Task to complete>
Tell me, please, how many lines in the records below include the word "rayos". Give no more than the number.

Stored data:
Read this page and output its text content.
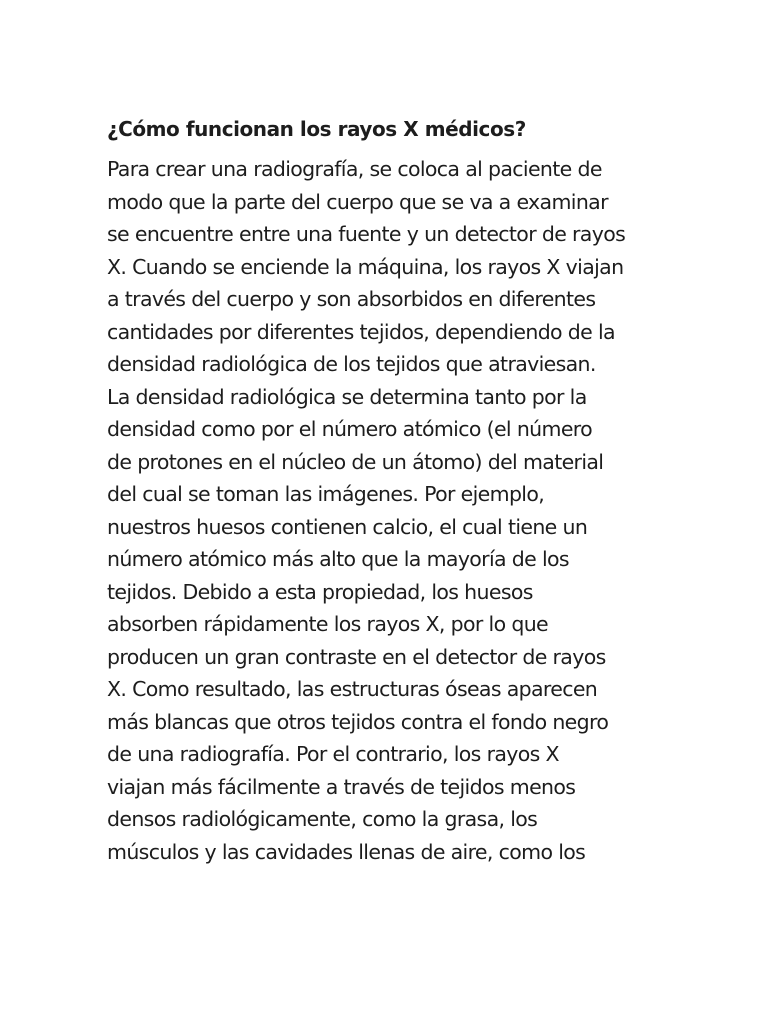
¿Cómo funcionan los rayos X médicos?
Para crear una radiografía, se coloca al paciente de
modo que la parte del cuerpo que se va a examinar
se encuentre entre una fuente y un detector de rayos
X. Cuando se enciende la máquina, los rayos X viajan
a través del cuerpo y son absorbidos en diferentes
cantidades por diferentes tejidos, dependiendo de la
densidad radiológica de los tejidos que atraviesan.
La densidad radiológica se determina tanto por la
densidad como por el número atómico (el número
de protones en el núcleo de un átomo) del material
del cual se toman las imágenes. Por ejemplo,
nuestros huesos contienen calcio, el cual tiene un
número atómico más alto que la mayoría de los
tejidos. Debido a esta propiedad, los huesos
absorben rápidamente los rayos X, por lo que
producen un gran contraste en el detector de rayos
X. Como resultado, las estructuras óseas aparecen
más blancas que otros tejidos contra el fondo negro
de una radiografía. Por el contrario, los rayos X
viajan más fácilmente a través de tejidos menos
densos radiológicamente, como la grasa, los
músculos y las cavidades llenas de aire, como los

Result below>
6